▸ **Data supplied**:
------------------------------

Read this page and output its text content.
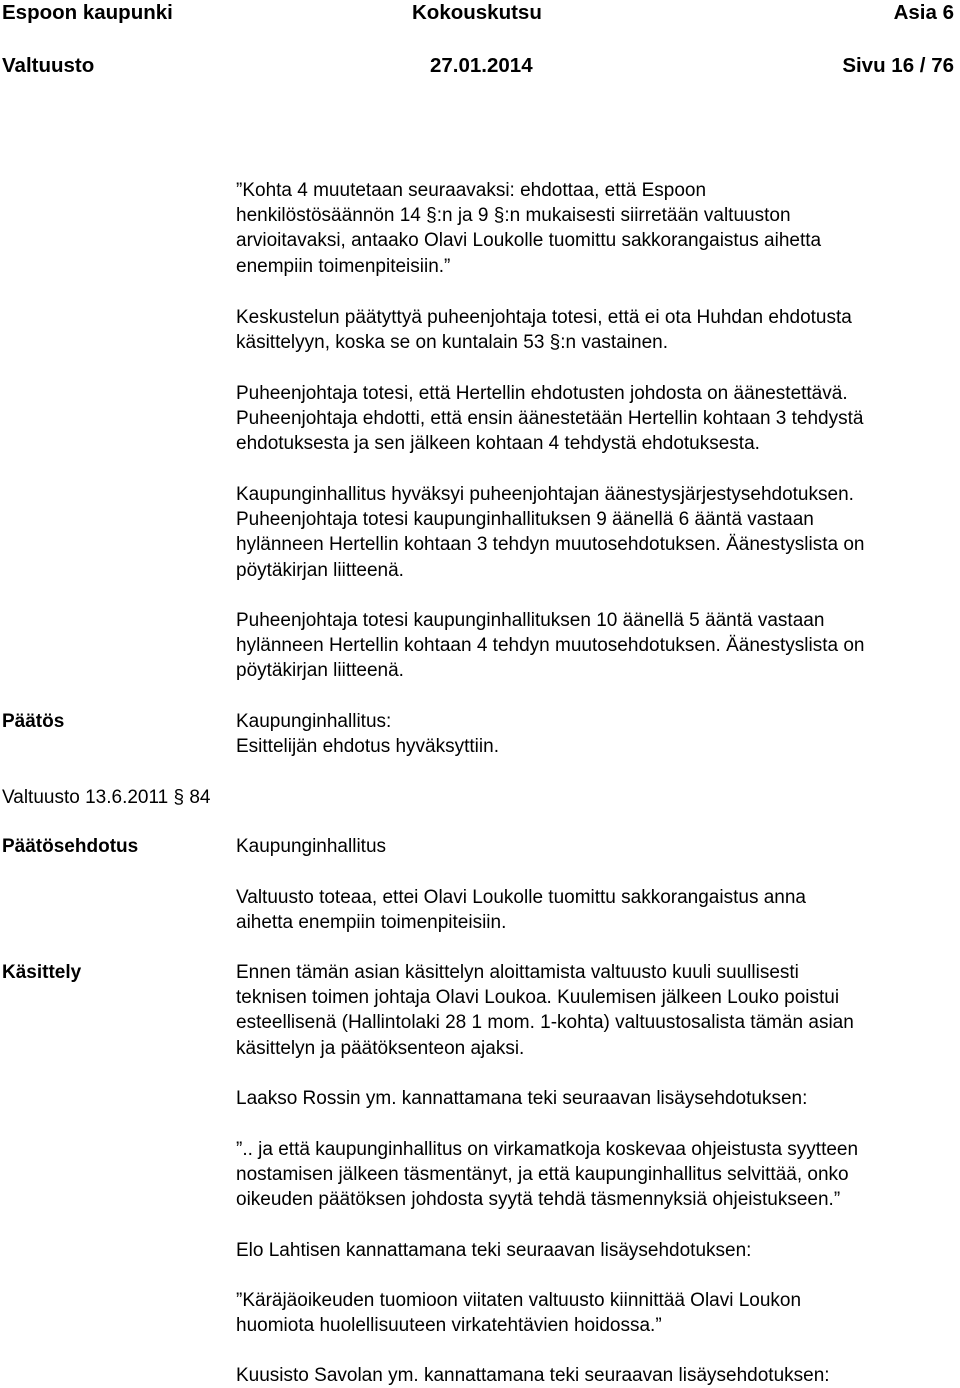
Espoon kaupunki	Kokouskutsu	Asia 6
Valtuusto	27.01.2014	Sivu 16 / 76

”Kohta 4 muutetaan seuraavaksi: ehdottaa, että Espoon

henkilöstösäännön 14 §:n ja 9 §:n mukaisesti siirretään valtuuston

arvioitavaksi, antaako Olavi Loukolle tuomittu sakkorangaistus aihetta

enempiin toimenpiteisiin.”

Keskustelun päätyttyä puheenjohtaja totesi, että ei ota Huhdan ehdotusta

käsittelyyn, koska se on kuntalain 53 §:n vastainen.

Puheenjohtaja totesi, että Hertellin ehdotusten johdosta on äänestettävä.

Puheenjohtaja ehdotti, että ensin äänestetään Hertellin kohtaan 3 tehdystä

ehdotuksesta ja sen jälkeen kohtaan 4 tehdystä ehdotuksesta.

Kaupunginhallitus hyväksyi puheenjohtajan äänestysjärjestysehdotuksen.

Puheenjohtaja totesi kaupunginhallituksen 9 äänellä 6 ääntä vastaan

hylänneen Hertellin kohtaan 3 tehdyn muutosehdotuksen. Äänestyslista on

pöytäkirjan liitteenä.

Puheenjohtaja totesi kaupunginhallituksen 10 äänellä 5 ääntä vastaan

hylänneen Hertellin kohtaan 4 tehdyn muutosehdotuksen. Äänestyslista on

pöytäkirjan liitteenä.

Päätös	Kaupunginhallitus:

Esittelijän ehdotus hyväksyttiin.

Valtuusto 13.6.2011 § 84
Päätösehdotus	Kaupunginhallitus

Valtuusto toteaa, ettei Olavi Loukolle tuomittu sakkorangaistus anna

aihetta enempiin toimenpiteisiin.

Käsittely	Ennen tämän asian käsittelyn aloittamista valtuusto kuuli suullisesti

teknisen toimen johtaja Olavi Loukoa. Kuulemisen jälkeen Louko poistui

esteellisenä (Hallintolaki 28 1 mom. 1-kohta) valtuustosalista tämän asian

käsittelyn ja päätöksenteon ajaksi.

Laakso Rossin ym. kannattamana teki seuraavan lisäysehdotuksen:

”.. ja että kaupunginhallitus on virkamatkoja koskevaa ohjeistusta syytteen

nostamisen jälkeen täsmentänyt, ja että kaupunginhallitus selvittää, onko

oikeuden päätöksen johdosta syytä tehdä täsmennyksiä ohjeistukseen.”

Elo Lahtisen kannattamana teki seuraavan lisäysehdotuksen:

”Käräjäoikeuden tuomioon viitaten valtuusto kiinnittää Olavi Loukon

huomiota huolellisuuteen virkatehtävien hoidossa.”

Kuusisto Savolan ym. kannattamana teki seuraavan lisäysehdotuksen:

------------------------------

▸ **The request**: Copy the listing exactly. Any image in it stays out of the copy.

▸ **Response to the exercise**:
Read this page and output its text content.
Espoon kaupunki	Kokouskutsu	Asia 6
Valtuusto	27.01.2014	Sivu 16 / 76

”Kohta 4 muutetaan seuraavaksi: ehdottaa, että Espoon

henkilöstösäännön 14 §:n ja 9 §:n mukaisesti siirretään valtuuston

arvioitavaksi, antaako Olavi Loukolle tuomittu sakkorangaistus aihetta

enempiin toimenpiteisiin.”

Keskustelun päätyttyä puheenjohtaja totesi, että ei ota Huhdan ehdotusta

käsittelyyn, koska se on kuntalain 53 §:n vastainen.

Puheenjohtaja totesi, että Hertellin ehdotusten johdosta on äänestettävä.

Puheenjohtaja ehdotti, että ensin äänestetään Hertellin kohtaan 3 tehdystä

ehdotuksesta ja sen jälkeen kohtaan 4 tehdystä ehdotuksesta.

Kaupunginhallitus hyväksyi puheenjohtajan äänestysjärjestysehdotuksen.

Puheenjohtaja totesi kaupunginhallituksen 9 äänellä 6 ääntä vastaan

hylänneen Hertellin kohtaan 3 tehdyn muutosehdotuksen. Äänestyslista on

pöytäkirjan liitteenä.

Puheenjohtaja totesi kaupunginhallituksen 10 äänellä 5 ääntä vastaan

hylänneen Hertellin kohtaan 4 tehdyn muutosehdotuksen. Äänestyslista on

pöytäkirjan liitteenä.

Päätös	Kaupunginhallitus:

Esittelijän ehdotus hyväksyttiin.

Valtuusto 13.6.2011 § 84
Päätösehdotus	Kaupunginhallitus

Valtuusto toteaa, ettei Olavi Loukolle tuomittu sakkorangaistus anna

aihetta enempiin toimenpiteisiin.

Käsittely	Ennen tämän asian käsittelyn aloittamista valtuusto kuuli suullisesti

teknisen toimen johtaja Olavi Loukoa. Kuulemisen jälkeen Louko poistui

esteellisenä (Hallintolaki 28 1 mom. 1-kohta) valtuustosalista tämän asian

käsittelyn ja päätöksenteon ajaksi.

Laakso Rossin ym. kannattamana teki seuraavan lisäysehdotuksen:

”.. ja että kaupunginhallitus on virkamatkoja koskevaa ohjeistusta syytteen

nostamisen jälkeen täsmentänyt, ja että kaupunginhallitus selvittää, onko

oikeuden päätöksen johdosta syytä tehdä täsmennyksiä ohjeistukseen.”

Elo Lahtisen kannattamana teki seuraavan lisäysehdotuksen:

”Käräjäoikeuden tuomioon viitaten valtuusto kiinnittää Olavi Loukon

huomiota huolellisuuteen virkatehtävien hoidossa.”

Kuusisto Savolan ym. kannattamana teki seuraavan lisäysehdotuksen:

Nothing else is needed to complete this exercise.